== Records for the task

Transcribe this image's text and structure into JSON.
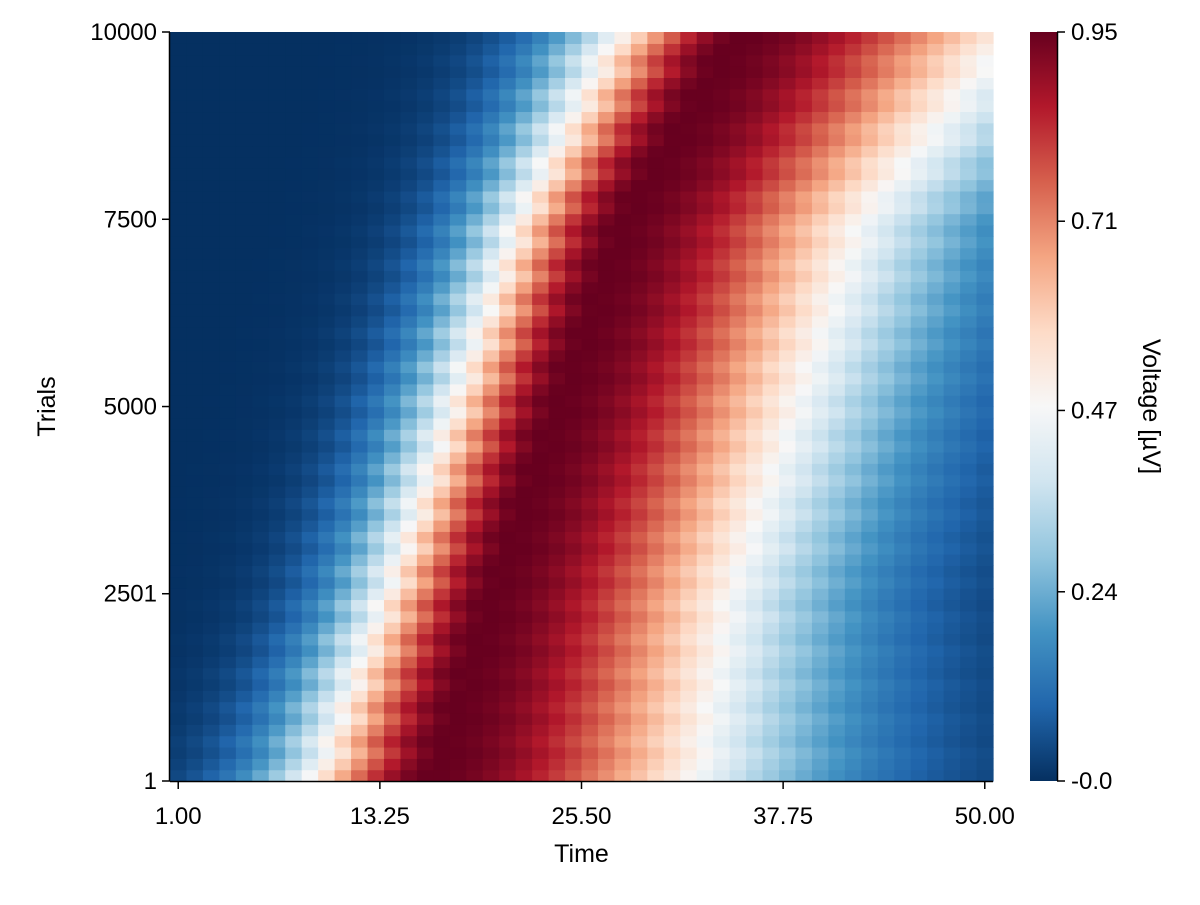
{
  "chart_data": {
    "type": "heatmap",
    "title": "",
    "xlabel": "Time",
    "ylabel": "Trials",
    "colorbar_label": "Voltage [µV]",
    "colormap": "RdBu reversed",
    "colormap_stops": [
      "#053061",
      "#2166ac",
      "#4393c3",
      "#92c5de",
      "#d1e5f0",
      "#f7f7f7",
      "#fddbc7",
      "#f4a582",
      "#d6604d",
      "#b2182b",
      "#67001f"
    ],
    "xlim": [
      1,
      50
    ],
    "ylim": [
      1,
      10000
    ],
    "x_ticks": [
      1.0,
      13.25,
      25.5,
      37.75,
      50.0
    ],
    "x_tick_labels": [
      "1.00",
      "13.25",
      "25.50",
      "37.75",
      "50.00"
    ],
    "y_ticks": [
      1,
      2501,
      5000,
      7500,
      10000
    ],
    "y_tick_labels": [
      "1",
      "2501",
      "5000",
      "7500",
      "10000"
    ],
    "colorbar_range": [
      0.0,
      0.95
    ],
    "colorbar_ticks": [
      0.0,
      0.24,
      0.47,
      0.71,
      0.95
    ],
    "colorbar_tick_labels": [
      "-0.0",
      "0.24",
      "0.47",
      "0.71",
      "0.95"
    ],
    "time_points": 50,
    "trial_blocks": 66,
    "peak_time_profile": [
      {
        "trial": 1,
        "peak_time": 16.5,
        "onset_time": 3
      },
      {
        "trial": 2500,
        "peak_time": 20,
        "onset_time": 8
      },
      {
        "trial": 5000,
        "peak_time": 24,
        "onset_time": 12
      },
      {
        "trial": 7500,
        "peak_time": 28,
        "onset_time": 16
      },
      {
        "trial": 10000,
        "peak_time": 35,
        "onset_time": 21
      }
    ],
    "grid": false,
    "legend": "colorbar-right"
  }
}
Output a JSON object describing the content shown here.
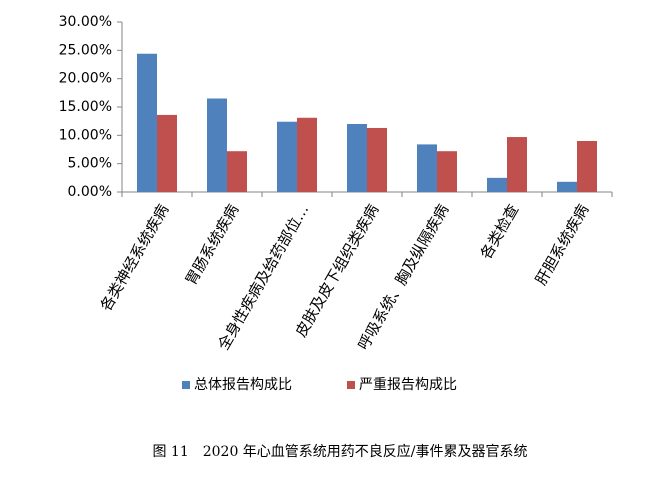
{
  "chart_data": {
    "type": "bar",
    "categories": [
      "各类神经系统疾病",
      "胃肠系统疾病",
      "全身性疾病及给药部位…",
      "皮肤及皮下组织类疾病",
      "呼吸系统、胸及纵隔疾病",
      "各类检查",
      "肝胆系统疾病"
    ],
    "series": [
      {
        "name": "总体报告构成比",
        "color": "#4f81bd",
        "values": [
          24.4,
          16.5,
          12.4,
          12.0,
          8.4,
          2.5,
          1.8
        ]
      },
      {
        "name": "严重报告构成比",
        "color": "#c0504d",
        "values": [
          13.6,
          7.2,
          13.1,
          11.3,
          7.2,
          9.7,
          9.0
        ]
      }
    ],
    "ylim": [
      0,
      30
    ],
    "yticks": [
      {
        "value": 0,
        "label": "0.00%"
      },
      {
        "value": 5,
        "label": "5.00%"
      },
      {
        "value": 10,
        "label": "10.00%"
      },
      {
        "value": 15,
        "label": "15.00%"
      },
      {
        "value": 20,
        "label": "20.00%"
      },
      {
        "value": 25,
        "label": "25.00%"
      },
      {
        "value": 30,
        "label": "30.00%"
      }
    ],
    "grid": false,
    "legend": "bottom",
    "caption": "图 11　2020 年心血管系统用药不良反应/事件累及器官系统"
  }
}
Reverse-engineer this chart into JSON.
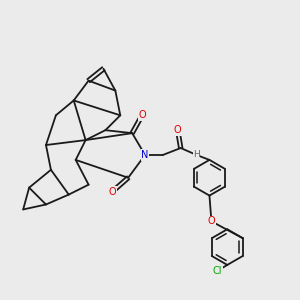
{
  "bg_color": "#ebebeb",
  "bond_color": "#1a1a1a",
  "atom_colors": {
    "O": "#e00000",
    "N": "#0000cc",
    "Cl": "#00aa00",
    "H": "#606060",
    "C": "#1a1a1a"
  },
  "font_size": 7.0,
  "line_width": 1.3,
  "figsize": [
    3.0,
    3.0
  ],
  "dpi": 100
}
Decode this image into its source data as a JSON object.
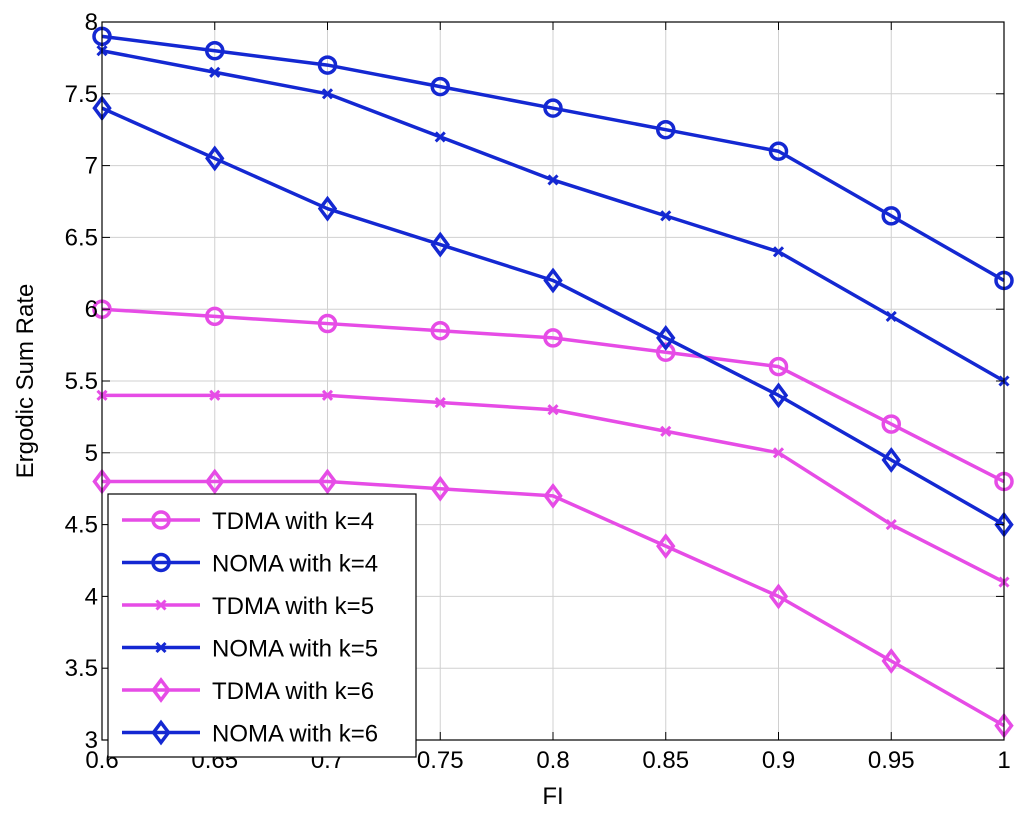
{
  "chart_data": {
    "type": "line",
    "title": "",
    "xlabel": "FI",
    "ylabel": "Ergodic Sum Rate",
    "x": [
      0.6,
      0.65,
      0.7,
      0.75,
      0.8,
      0.85,
      0.9,
      0.95,
      1.0
    ],
    "xlim": [
      0.6,
      1.0
    ],
    "ylim": [
      3,
      8
    ],
    "x_ticks": [
      0.6,
      0.65,
      0.7,
      0.75,
      0.8,
      0.85,
      0.9,
      0.95,
      1.0
    ],
    "x_tick_labels": [
      "0.6",
      "0.65",
      "0.7",
      "0.75",
      "0.8",
      "0.85",
      "0.9",
      "0.95",
      "1"
    ],
    "y_ticks": [
      3,
      3.5,
      4,
      4.5,
      5,
      5.5,
      6,
      6.5,
      7,
      7.5,
      8
    ],
    "y_tick_labels": [
      "3",
      "3.5",
      "4",
      "4.5",
      "5",
      "5.5",
      "6",
      "6.5",
      "7",
      "7.5",
      "8"
    ],
    "grid": true,
    "legend_position": "bottom-left",
    "colors": {
      "tdma": "#e64ce6",
      "noma": "#1428d2"
    },
    "series": [
      {
        "name": "TDMA with k=4",
        "color_key": "tdma",
        "marker": "circle",
        "values": [
          6.0,
          5.95,
          5.9,
          5.85,
          5.8,
          5.7,
          5.6,
          5.2,
          4.8
        ]
      },
      {
        "name": "NOMA with k=4",
        "color_key": "noma",
        "marker": "circle",
        "values": [
          7.9,
          7.8,
          7.7,
          7.55,
          7.4,
          7.25,
          7.1,
          6.65,
          6.2
        ]
      },
      {
        "name": "TDMA with k=5",
        "color_key": "tdma",
        "marker": "x",
        "values": [
          5.4,
          5.4,
          5.4,
          5.35,
          5.3,
          5.15,
          5.0,
          4.5,
          4.1
        ]
      },
      {
        "name": "NOMA with k=5",
        "color_key": "noma",
        "marker": "x",
        "values": [
          7.8,
          7.65,
          7.5,
          7.2,
          6.9,
          6.65,
          6.4,
          5.95,
          5.5
        ]
      },
      {
        "name": "TDMA with k=6",
        "color_key": "tdma",
        "marker": "diamond",
        "values": [
          4.8,
          4.8,
          4.8,
          4.75,
          4.7,
          4.35,
          4.0,
          3.55,
          3.1
        ]
      },
      {
        "name": "NOMA with k=6",
        "color_key": "noma",
        "marker": "diamond",
        "values": [
          7.4,
          7.05,
          6.7,
          6.45,
          6.2,
          5.8,
          5.4,
          4.95,
          4.5
        ]
      }
    ]
  }
}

====

Problem requirements.
Each entry shown above must be quoted exactly, with its pictures left out.

Answer to this exercise.
Transcribe this image's text and structure into JSON.
{
  "chart_data": {
    "type": "heatmap",
    "title": "",
    "xlabel": "Time",
    "ylabel": "Trials",
    "colorbar_label": "Voltage [µV]",
    "colormap": "RdBu reversed",
    "colormap_stops": [
      "#053061",
      "#2166ac",
      "#4393c3",
      "#92c5de",
      "#d1e5f0",
      "#f7f7f7",
      "#fddbc7",
      "#f4a582",
      "#d6604d",
      "#b2182b",
      "#67001f"
    ],
    "xlim": [
      1,
      50
    ],
    "ylim": [
      1,
      10000
    ],
    "x_ticks": [
      1.0,
      13.25,
      25.5,
      37.75,
      50.0
    ],
    "x_tick_labels": [
      "1.00",
      "13.25",
      "25.50",
      "37.75",
      "50.00"
    ],
    "y_ticks": [
      1,
      2501,
      5000,
      7500,
      10000
    ],
    "y_tick_labels": [
      "1",
      "2501",
      "5000",
      "7500",
      "10000"
    ],
    "colorbar_range": [
      0.0,
      0.95
    ],
    "colorbar_ticks": [
      0.0,
      0.24,
      0.47,
      0.71,
      0.95
    ],
    "colorbar_tick_labels": [
      "-0.0",
      "0.24",
      "0.47",
      "0.71",
      "0.95"
    ],
    "time_points": 50,
    "trial_blocks": 66,
    "peak_time_profile": [
      {
        "trial": 1,
        "peak_time": 16.5,
        "onset_time": 3
      },
      {
        "trial": 2500,
        "peak_time": 20,
        "onset_time": 8
      },
      {
        "trial": 5000,
        "peak_time": 24,
        "onset_time": 12
      },
      {
        "trial": 7500,
        "peak_time": 28,
        "onset_time": 16
      },
      {
        "trial": 10000,
        "peak_time": 35,
        "onset_time": 21
      }
    ],
    "grid": false,
    "legend": "colorbar-right"
  }
}
Output a JSON object describing the content shown here.
{
  "chart_data": {
    "type": "bar",
    "categories": [
      "各类神经系统疾病",
      "胃肠系统疾病",
      "全身性疾病及给药部位…",
      "皮肤及皮下组织类疾病",
      "呼吸系统、胸及纵隔疾病",
      "各类检查",
      "肝胆系统疾病"
    ],
    "series": [
      {
        "name": "总体报告构成比",
        "color": "#4f81bd",
        "values": [
          24.4,
          16.5,
          12.4,
          12.0,
          8.4,
          2.5,
          1.8
        ]
      },
      {
        "name": "严重报告构成比",
        "color": "#c0504d",
        "values": [
          13.6,
          7.2,
          13.1,
          11.3,
          7.2,
          9.7,
          9.0
        ]
      }
    ],
    "ylim": [
      0,
      30
    ],
    "yticks": [
      {
        "value": 0,
        "label": "0.00%"
      },
      {
        "value": 5,
        "label": "5.00%"
      },
      {
        "value": 10,
        "label": "10.00%"
      },
      {
        "value": 15,
        "label": "15.00%"
      },
      {
        "value": 20,
        "label": "20.00%"
      },
      {
        "value": 25,
        "label": "25.00%"
      },
      {
        "value": 30,
        "label": "30.00%"
      }
    ],
    "grid": false,
    "legend": "bottom",
    "caption": "图 11　2020 年心血管系统用药不良反应/事件累及器官系统"
  }
}
Reverse-engineer this chart into JSON.
{
  "bg_color": "#ebebeb",
  "bond_color": "#1a1a1a",
  "atom_colors": {
    "O": "#e00000",
    "N": "#0000cc",
    "Cl": "#00aa00",
    "H": "#606060",
    "C": "#1a1a1a"
  },
  "font_size": 7.0,
  "line_width": 1.3,
  "figsize": [
    3.0,
    3.0
  ],
  "dpi": 100
}
Decode this image into its source data as a JSON object.
{
  "chart_data": {
    "type": "line",
    "title": "",
    "xlabel": "FI",
    "ylabel": "Ergodic Sum Rate",
    "x": [
      0.6,
      0.65,
      0.7,
      0.75,
      0.8,
      0.85,
      0.9,
      0.95,
      1.0
    ],
    "xlim": [
      0.6,
      1.0
    ],
    "ylim": [
      3,
      8
    ],
    "x_ticks": [
      0.6,
      0.65,
      0.7,
      0.75,
      0.8,
      0.85,
      0.9,
      0.95,
      1.0
    ],
    "x_tick_labels": [
      "0.6",
      "0.65",
      "0.7",
      "0.75",
      "0.8",
      "0.85",
      "0.9",
      "0.95",
      "1"
    ],
    "y_ticks": [
      3,
      3.5,
      4,
      4.5,
      5,
      5.5,
      6,
      6.5,
      7,
      7.5,
      8
    ],
    "y_tick_labels": [
      "3",
      "3.5",
      "4",
      "4.5",
      "5",
      "5.5",
      "6",
      "6.5",
      "7",
      "7.5",
      "8"
    ],
    "grid": true,
    "legend_position": "bottom-left",
    "colors": {
      "tdma": "#e64ce6",
      "noma": "#1428d2"
    },
    "series": [
      {
        "name": "TDMA with k=4",
        "color_key": "tdma",
        "marker": "circle",
        "values": [
          6.0,
          5.95,
          5.9,
          5.85,
          5.8,
          5.7,
          5.6,
          5.2,
          4.8
        ]
      },
      {
        "name": "NOMA with k=4",
        "color_key": "noma",
        "marker": "circle",
        "values": [
          7.9,
          7.8,
          7.7,
          7.55,
          7.4,
          7.25,
          7.1,
          6.65,
          6.2
        ]
      },
      {
        "name": "TDMA with k=5",
        "color_key": "tdma",
        "marker": "x",
        "values": [
          5.4,
          5.4,
          5.4,
          5.35,
          5.3,
          5.15,
          5.0,
          4.5,
          4.1
        ]
      },
      {
        "name": "NOMA with k=5",
        "color_key": "noma",
        "marker": "x",
        "values": [
          7.8,
          7.65,
          7.5,
          7.2,
          6.9,
          6.65,
          6.4,
          5.95,
          5.5
        ]
      },
      {
        "name": "TDMA with k=6",
        "color_key": "tdma",
        "marker": "diamond",
        "values": [
          4.8,
          4.8,
          4.8,
          4.75,
          4.7,
          4.35,
          4.0,
          3.55,
          3.1
        ]
      },
      {
        "name": "NOMA with k=6",
        "color_key": "noma",
        "marker": "diamond",
        "values": [
          7.4,
          7.05,
          6.7,
          6.45,
          6.2,
          5.8,
          5.4,
          4.95,
          4.5
        ]
      }
    ]
  }
}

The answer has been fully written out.